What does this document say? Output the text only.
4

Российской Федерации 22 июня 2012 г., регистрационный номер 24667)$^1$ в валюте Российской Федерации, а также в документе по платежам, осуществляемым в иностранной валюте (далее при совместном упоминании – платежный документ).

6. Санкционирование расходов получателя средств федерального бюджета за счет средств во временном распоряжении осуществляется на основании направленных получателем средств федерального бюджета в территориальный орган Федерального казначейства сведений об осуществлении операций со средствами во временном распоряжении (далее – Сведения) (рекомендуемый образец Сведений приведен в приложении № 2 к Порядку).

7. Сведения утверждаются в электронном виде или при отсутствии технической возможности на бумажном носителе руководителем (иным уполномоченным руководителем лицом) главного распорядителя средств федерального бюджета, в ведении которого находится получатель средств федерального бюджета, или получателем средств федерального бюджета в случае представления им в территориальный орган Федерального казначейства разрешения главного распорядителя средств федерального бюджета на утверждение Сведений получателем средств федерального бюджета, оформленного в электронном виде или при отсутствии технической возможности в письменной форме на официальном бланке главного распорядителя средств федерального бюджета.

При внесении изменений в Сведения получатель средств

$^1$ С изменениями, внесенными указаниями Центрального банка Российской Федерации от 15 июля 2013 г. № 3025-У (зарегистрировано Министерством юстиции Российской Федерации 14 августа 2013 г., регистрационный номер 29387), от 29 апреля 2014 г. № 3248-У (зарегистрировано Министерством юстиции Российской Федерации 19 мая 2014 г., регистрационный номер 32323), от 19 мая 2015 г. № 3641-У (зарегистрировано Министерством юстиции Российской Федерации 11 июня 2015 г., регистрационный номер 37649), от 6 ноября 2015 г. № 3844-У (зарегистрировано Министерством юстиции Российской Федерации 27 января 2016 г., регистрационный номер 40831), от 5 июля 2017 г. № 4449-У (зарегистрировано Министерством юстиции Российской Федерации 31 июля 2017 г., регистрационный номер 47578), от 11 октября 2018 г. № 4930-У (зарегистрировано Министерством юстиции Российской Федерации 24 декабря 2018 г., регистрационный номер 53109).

____

▸ **What the exercise asks**:
Write out every entry again exactly, please, with nothing missing.

▸ **Exercise output**:
What does this document say? Output the text only.
4

Российской Федерации 22 июня 2012 г., регистрационный номер 24667)$^1$ в валюте Российской Федерации, а также в документе по платежам, осуществляемым в иностранной валюте (далее при совместном упоминании – платежный документ).

6. Санкционирование расходов получателя средств федерального бюджета за счет средств во временном распоряжении осуществляется на основании направленных получателем средств федерального бюджета в территориальный орган Федерального казначейства сведений об осуществлении операций со средствами во временном распоряжении (далее – Сведения) (рекомендуемый образец Сведений приведен в приложении № 2 к Порядку).

7. Сведения утверждаются в электронном виде или при отсутствии технической возможности на бумажном носителе руководителем (иным уполномоченным руководителем лицом) главного распорядителя средств федерального бюджета, в ведении которого находится получатель средств федерального бюджета, или получателем средств федерального бюджета в случае представления им в территориальный орган Федерального казначейства разрешения главного распорядителя средств федерального бюджета на утверждение Сведений получателем средств федерального бюджета, оформленного в электронном виде или при отсутствии технической возможности в письменной форме на официальном бланке главного распорядителя средств федерального бюджета.

При внесении изменений в Сведения получатель средств

$^1$ С изменениями, внесенными указаниями Центрального банка Российской Федерации от 15 июля 2013 г. № 3025-У (зарегистрировано Министерством юстиции Российской Федерации 14 августа 2013 г., регистрационный номер 29387), от 29 апреля 2014 г. № 3248-У (зарегистрировано Министерством юстиции Российской Федерации 19 мая 2014 г., регистрационный номер 32323), от 19 мая 2015 г. № 3641-У (зарегистрировано Министерством юстиции Российской Федерации 11 июня 2015 г., регистрационный номер 37649), от 6 ноября 2015 г. № 3844-У (зарегистрировано Министерством юстиции Российской Федерации 27 января 2016 г., регистрационный номер 40831), от 5 июля 2017 г. № 4449-У (зарегистрировано Министерством юстиции Российской Федерации 31 июля 2017 г., регистрационный номер 47578), от 11 октября 2018 г. № 4930-У (зарегистрировано Министерством юстиции Российской Федерации 24 декабря 2018 г., регистрационный номер 53109).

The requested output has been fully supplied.